> **Exercise text**:

►

Oh yikes (for the age gap with ur parents) but I just wanna say age of consent is just a cop out for adults wanting to fuck teenagers… Sure a 17 yo can consent, so can a 15 in my own experience but… with people in their age range. Not with full on adults that have finished puberty a long time ago and have the brain and experience of… adults


ekatsimymerauoy

Definitely agree.


Livingpositivelyobvs

Maybe when he met her he thought she was older and already fell for her only two Months away from 18 isn’t that crazy maybe she gave older personality idk I don’t think you should throw all that away over a relationship he had years ago seems a little crazy


YourEyelinerFriend

A magic switch doesn't flip the day they turn 18 to make them not a teenager anymore


Oldfaster

But it does make them an adult by law. Get over it


mcashley09

I found out my ex dated a 17 year old when he was 37… and it was during our relationship lol Could be worse lol It’s in the past. It was stupid but you live and learn. I don’t think he is a creep. My ex is a creep lol


heathercs34

Would you have sex with a 17 year old?


[deleted]

You Zoomers need calm the fuck down with the hyperbolic weirdness


wellthatsano

Big age difference is still creepy when you're older IMO


blimeyoreilly23

What's your problem? That's a very natural age gap at those ages.


Robalo21

When you were 17 he was 24... So... If you believe that he was unaware of the true age gap when he apparently had sex with her the day they met... Then I'm not sure what the issue is. If he said that he was cruising high school parking lots or targeting young girls then I would be much more suspicious but if they hooked up at a bar and he assumed she was at least legal drinking age... Then once he already had sex with her it's kinda weird to morally object after the fact...

◄

> **Records provided**:
►

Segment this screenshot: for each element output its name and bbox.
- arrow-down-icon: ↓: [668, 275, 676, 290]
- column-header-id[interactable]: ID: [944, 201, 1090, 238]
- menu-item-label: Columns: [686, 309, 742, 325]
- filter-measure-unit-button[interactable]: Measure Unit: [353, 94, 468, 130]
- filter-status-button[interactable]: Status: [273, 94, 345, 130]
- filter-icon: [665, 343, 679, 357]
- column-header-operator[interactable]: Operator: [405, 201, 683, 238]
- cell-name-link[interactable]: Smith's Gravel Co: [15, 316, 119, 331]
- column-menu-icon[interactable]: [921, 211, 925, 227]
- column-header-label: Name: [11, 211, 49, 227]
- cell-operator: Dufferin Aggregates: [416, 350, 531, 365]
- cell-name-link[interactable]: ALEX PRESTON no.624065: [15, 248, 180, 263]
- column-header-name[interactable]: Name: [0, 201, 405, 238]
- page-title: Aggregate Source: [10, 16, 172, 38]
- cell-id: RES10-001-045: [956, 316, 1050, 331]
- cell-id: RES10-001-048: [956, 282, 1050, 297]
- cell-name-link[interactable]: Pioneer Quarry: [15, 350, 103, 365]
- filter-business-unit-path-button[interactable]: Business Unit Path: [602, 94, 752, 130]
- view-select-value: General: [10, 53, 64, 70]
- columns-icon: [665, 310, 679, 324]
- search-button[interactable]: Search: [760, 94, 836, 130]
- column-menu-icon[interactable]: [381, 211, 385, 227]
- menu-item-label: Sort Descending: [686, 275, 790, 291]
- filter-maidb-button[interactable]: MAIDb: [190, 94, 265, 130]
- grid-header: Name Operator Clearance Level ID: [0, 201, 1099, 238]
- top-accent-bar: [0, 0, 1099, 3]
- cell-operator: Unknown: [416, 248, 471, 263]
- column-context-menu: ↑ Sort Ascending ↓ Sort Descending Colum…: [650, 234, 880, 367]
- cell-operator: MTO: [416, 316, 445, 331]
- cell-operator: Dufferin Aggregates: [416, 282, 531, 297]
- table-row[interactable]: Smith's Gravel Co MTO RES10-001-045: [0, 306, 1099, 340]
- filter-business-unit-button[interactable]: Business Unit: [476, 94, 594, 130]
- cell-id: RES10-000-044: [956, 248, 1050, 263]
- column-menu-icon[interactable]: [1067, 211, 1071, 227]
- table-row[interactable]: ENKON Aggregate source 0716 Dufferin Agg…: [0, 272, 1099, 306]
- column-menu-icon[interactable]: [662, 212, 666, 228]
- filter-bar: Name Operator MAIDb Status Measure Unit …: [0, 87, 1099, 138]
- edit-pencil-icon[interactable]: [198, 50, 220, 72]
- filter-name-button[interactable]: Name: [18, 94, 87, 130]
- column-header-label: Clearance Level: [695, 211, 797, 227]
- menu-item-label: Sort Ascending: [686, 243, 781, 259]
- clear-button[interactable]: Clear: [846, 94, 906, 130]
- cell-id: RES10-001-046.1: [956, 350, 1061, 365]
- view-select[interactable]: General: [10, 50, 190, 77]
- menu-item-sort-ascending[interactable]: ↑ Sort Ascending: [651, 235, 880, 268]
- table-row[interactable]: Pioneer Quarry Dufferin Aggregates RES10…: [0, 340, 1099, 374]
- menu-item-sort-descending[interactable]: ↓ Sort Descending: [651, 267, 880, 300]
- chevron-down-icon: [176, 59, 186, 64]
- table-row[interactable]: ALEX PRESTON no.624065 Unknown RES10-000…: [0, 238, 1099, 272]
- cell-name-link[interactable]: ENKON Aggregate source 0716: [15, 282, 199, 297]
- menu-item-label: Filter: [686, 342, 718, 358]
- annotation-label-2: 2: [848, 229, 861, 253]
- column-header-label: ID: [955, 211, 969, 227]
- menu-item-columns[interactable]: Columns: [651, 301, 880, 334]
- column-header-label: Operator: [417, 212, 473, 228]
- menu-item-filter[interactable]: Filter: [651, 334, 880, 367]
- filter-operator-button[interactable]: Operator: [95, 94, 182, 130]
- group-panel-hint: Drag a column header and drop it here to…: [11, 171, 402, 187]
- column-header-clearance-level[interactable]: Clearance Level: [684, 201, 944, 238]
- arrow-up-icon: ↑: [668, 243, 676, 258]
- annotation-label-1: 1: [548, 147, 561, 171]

◄

> **Requirement A**:
Answer the following from the discussion thread:
(i) In the comment beginning "When you were 17", how old was he when the commenter was 17?
(ii) In the comment beginning "I found out my ex", how old was the ex and how old was the person he dated?
(iii) According to the comment beginning "Maybe when he met her", how far away from 18 was she?
> **Requirement B**:
Write out the part of the discussion thread that opens with the words "Oh yikes (for" and closes with "Definitely agree.", reproducing it without any changes.
> **Requirement C**:
In the discussion thread, the first comment holds that a teenager can consent only with people in their own age range. Explain, in one to three sentences, why the comment excludes adults.
The data bear no relation to the discussion thread.

> **Written solution A**:
(i) 24
(ii) The ex was 37, and the person he dated was 17.
(iii) Two months

> **Written solution B**:
Oh yikes (for the age gap with ur parents) but I just wanna say age of consent is just a cop out for adults wanting to fuck teenagers… Sure a 17 yo can consent, so can a 15 in my own experience but… with people in their age range. Not with full on adults that have finished puberty a long time ago and have the brain and experience of… adults


ekatsimymerauoy

Definitely agree.

> **Written solution C**:
The comment excludes adults because they finished puberty a long time ago. They also have the brain and experience of adults, which sets them apart from teenagers.